- _Provided data_:
####

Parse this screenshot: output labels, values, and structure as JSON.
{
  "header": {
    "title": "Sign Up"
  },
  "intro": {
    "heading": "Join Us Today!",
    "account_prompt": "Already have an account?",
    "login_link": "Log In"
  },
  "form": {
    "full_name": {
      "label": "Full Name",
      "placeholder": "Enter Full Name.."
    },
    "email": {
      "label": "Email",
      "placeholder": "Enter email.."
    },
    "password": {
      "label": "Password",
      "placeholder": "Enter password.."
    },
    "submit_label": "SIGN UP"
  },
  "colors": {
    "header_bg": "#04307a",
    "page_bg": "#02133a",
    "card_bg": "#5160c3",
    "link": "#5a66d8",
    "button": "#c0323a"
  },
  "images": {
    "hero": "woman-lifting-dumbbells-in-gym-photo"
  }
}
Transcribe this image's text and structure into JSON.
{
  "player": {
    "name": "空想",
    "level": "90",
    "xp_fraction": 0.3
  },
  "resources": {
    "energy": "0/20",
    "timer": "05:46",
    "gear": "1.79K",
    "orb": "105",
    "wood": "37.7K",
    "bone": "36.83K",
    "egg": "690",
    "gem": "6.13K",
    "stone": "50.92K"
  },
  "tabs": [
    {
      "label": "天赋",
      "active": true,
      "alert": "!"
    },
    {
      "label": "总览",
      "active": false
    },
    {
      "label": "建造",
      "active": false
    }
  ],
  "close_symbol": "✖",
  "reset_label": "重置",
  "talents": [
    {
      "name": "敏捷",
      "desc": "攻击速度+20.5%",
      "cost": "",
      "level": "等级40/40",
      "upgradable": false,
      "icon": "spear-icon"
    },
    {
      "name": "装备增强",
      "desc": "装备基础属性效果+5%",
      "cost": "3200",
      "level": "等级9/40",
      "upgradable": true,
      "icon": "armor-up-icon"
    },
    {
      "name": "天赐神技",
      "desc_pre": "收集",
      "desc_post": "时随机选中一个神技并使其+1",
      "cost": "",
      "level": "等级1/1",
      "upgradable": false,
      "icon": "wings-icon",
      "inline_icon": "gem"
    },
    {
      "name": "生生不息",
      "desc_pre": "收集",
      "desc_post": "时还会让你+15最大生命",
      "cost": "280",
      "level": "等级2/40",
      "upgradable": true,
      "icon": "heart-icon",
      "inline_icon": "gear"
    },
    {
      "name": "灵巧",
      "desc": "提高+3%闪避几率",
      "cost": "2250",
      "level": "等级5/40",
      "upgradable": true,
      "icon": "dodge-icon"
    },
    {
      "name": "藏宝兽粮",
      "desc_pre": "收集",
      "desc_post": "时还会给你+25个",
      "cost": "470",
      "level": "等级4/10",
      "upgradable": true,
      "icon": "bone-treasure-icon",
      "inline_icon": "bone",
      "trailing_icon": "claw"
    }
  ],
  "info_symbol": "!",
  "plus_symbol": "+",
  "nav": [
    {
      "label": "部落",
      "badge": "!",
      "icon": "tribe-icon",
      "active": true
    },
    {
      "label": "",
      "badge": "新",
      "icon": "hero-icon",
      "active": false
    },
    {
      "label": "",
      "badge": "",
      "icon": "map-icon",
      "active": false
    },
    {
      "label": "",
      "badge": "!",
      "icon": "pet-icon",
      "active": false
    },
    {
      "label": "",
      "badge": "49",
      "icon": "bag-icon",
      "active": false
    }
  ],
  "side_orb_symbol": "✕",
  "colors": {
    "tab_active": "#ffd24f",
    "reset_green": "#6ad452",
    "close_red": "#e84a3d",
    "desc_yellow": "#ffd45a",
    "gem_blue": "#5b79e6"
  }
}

####

Check each line of the entries above, and show every one holding the word "placeholder".

      "placeholder": "Enter Full Name.."
      "placeholder": "Enter email.."
      "placeholder": "Enter password.."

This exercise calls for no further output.